INFORMATION SHOWN:
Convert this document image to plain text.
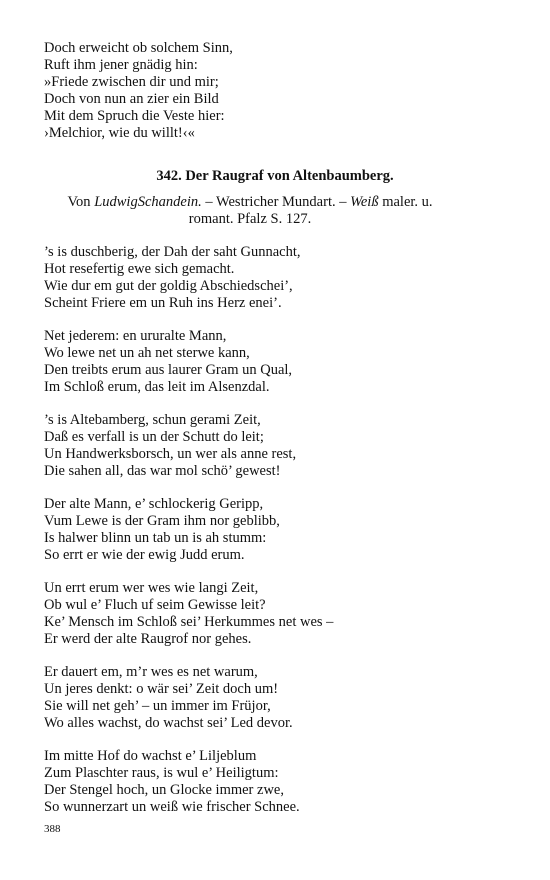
Doch erweicht ob solchem Sinn,
Ruft ihm jener gnädig hin:
»Friede zwischen dir und mir;
Doch von nun an zier ein Bild
Mit dem Spruch die Veste hier:
›Melchior, wie du willt!‹«
342. Der Raugraf von Altenbaumberg.
Von LudwigSchandein. – Westricher Mundart. – Weiß maler. u. romant. Pfalz S. 127.
’s is duschberig, der Dah der saht Gunnacht,
Hot resefertig ewe sich gemacht.
Wie dur em gut der goldig Abschiedschei’,
Scheint Friere em un Ruh ins Herz enei’.
Net jederem: en ururalte Mann,
Wo lewe net un ah net sterwe kann,
Den treibts erum aus laurer Gram un Qual,
Im Schloß erum, das leit im Alsenzdal.
’s is Altebamberg, schun gerami Zeit,
Daß es verfall is un der Schutt do leit;
Un Handwerksborsch, un wer als anne rest,
Die sahen all, das war mol schö’ gewest!
Der alte Mann, e’ schlockerig Geripp,
Vum Lewe is der Gram ihm nor geblibb,
Is halwer blinn un tab un is ah stumm:
So errt er wie der ewig Judd erum.
Un errt erum wer wes wie langi Zeit,
Ob wul e’ Fluch uf seim Gewisse leit?
Ke’ Mensch im Schloß sei’ Herkummes net wes –
Er werd der alte Raugrof nor gehes.
Er dauert em, m’r wes es net warum,
Un jeres denkt: o wär sei’ Zeit doch um!
Sie will net geh’ – un immer im Früjor,
Wo alles wachst, do wachst sei’ Led devor.
Im mitte Hof do wachst e’ Liljeblum
Zum Plaschter raus, is wul e’ Heiligtum:
Der Stengel hoch, un Glocke immer zwe,
So wunnerzart un weiß wie frischer Schnee.
388
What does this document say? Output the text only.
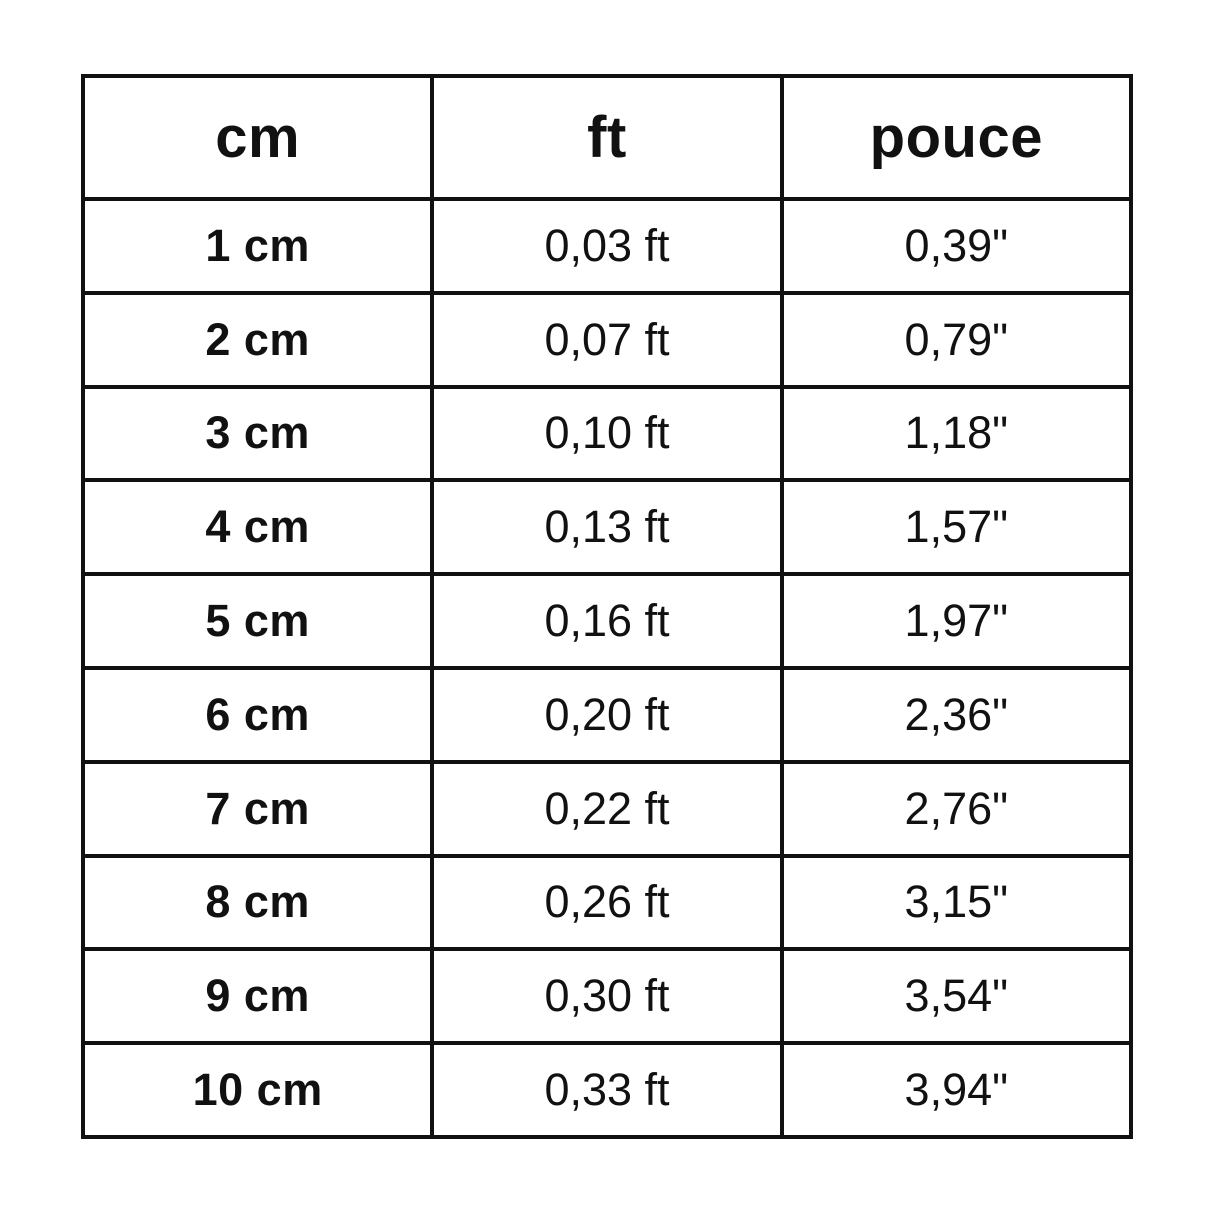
cm	ft	pouce
1 cm	0,03 ft	0,39"
2 cm	0,07 ft	0,79"
3 cm	0,10 ft	1,18"
4 cm	0,13 ft	1,57"
5 cm	0,16 ft	1,97"
6 cm	0,20 ft	2,36"
7 cm	0,22 ft	2,76"
8 cm	0,26 ft	3,15"
9 cm	0,30 ft	3,54"
10 cm	0,33 ft	3,94"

DO THIS: Take the line that contains "What does this" and every line after it up to the end of the records above, and restate them exactly, without the pictures.

THE REPLY:
What does this document say? Output the text only.
cm	ft	pouce
1 cm	0,03 ft	0,39"
2 cm	0,07 ft	0,79"
3 cm	0,10 ft	1,18"
4 cm	0,13 ft	1,57"
5 cm	0,16 ft	1,97"
6 cm	0,20 ft	2,36"
7 cm	0,22 ft	2,76"
8 cm	0,26 ft	3,15"
9 cm	0,30 ft	3,54"
10 cm	0,33 ft	3,94"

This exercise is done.